(Dataset records)
- - -
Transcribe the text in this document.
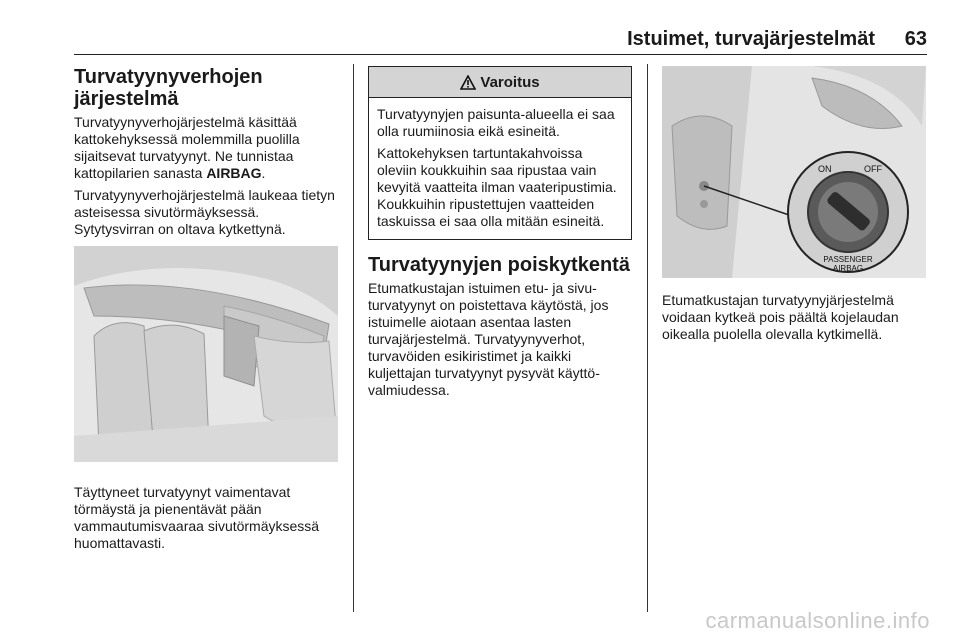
Istuimet, turvajärjestelmät 63
Turvatyynyverhojen järjestelmä

Turvatyynyverhojärjestelmä käsittää kattokehyksessä molemmilla puolilla sijaitsevat turvatyynyt. Ne tunnistaa kattopilarien sanasta AIRBAG.

Turvatyynyverhojärjestelmä laukeaa tietyn asteisessa sivutörmäyksessä. Sytytysvirran on oltava kytkettynä.

Täyttyneet turvatyynyt vaimentavat törmäystä ja pienentävät pään vammautumisvaaraa sivutörmäyksessä huomattavasti.

Varoitus

Turvatyynyjen paisunta-alueella ei saa olla ruumiinosia eikä esineitä.

Kattokehyksen tartuntakahvoissa oleviin koukkuihin saa ripustaa vain kevyitä vaatteita ilman vaateripustimia. Koukkuihin ripustettujen vaatteiden taskuissa ei saa olla mitään esineitä.

Turvatyynyjen poiskytkentä

Etumatkustajan istuimen etu- ja sivuturvatyynyt on poistettava käytöstä, jos istuimelle aiotaan asentaa lasten turvajärjestelmä. Turvatyynyverhot, turvavöiden esikiristimet ja kaikki kuljettajan turvatyynyt pysyvät käyttövalmiudessa.

ON	OFF
PASSENGER
AIRBAG

Etumatkustajan turvatyynyjärjestelmä voidaan kytkeä pois päältä kojelaudan oikealla puolella olevalla kytkimellä.

carmanualsonline.info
- - -
Give back all entries exactly. No pictures belong in the copy.

Transcribe the text in this document.
Istuimet, turvajärjestelmät 63
Turvatyynyverhojen järjestelmä

Turvatyynyverhojärjestelmä käsittää kattokehyksessä molemmilla puolilla sijaitsevat turvatyynyt. Ne tunnistaa kattopilarien sanasta AIRBAG.

Turvatyynyverhojärjestelmä laukeaa tietyn asteisessa sivutörmäyksessä. Sytytysvirran on oltava kytkettynä.

Täyttyneet turvatyynyt vaimentavat törmäystä ja pienentävät pään vammautumisvaaraa sivutörmäyksessä huomattavasti.

Varoitus

Turvatyynyjen paisunta-alueella ei saa olla ruumiinosia eikä esineitä.

Kattokehyksen tartuntakahvoissa oleviin koukkuihin saa ripustaa vain kevyitä vaatteita ilman vaateripustimia. Koukkuihin ripustettujen vaatteiden taskuissa ei saa olla mitään esineitä.

Turvatyynyjen poiskytkentä

Etumatkustajan istuimen etu- ja sivuturvatyynyt on poistettava käytöstä, jos istuimelle aiotaan asentaa lasten turvajärjestelmä. Turvatyynyverhot, turvavöiden esikiristimet ja kaikki kuljettajan turvatyynyt pysyvät käyttövalmiudessa.

ON	OFF
PASSENGER
AIRBAG

Etumatkustajan turvatyynyjärjestelmä voidaan kytkeä pois päältä kojelaudan oikealla puolella olevalla kytkimellä.

carmanualsonline.info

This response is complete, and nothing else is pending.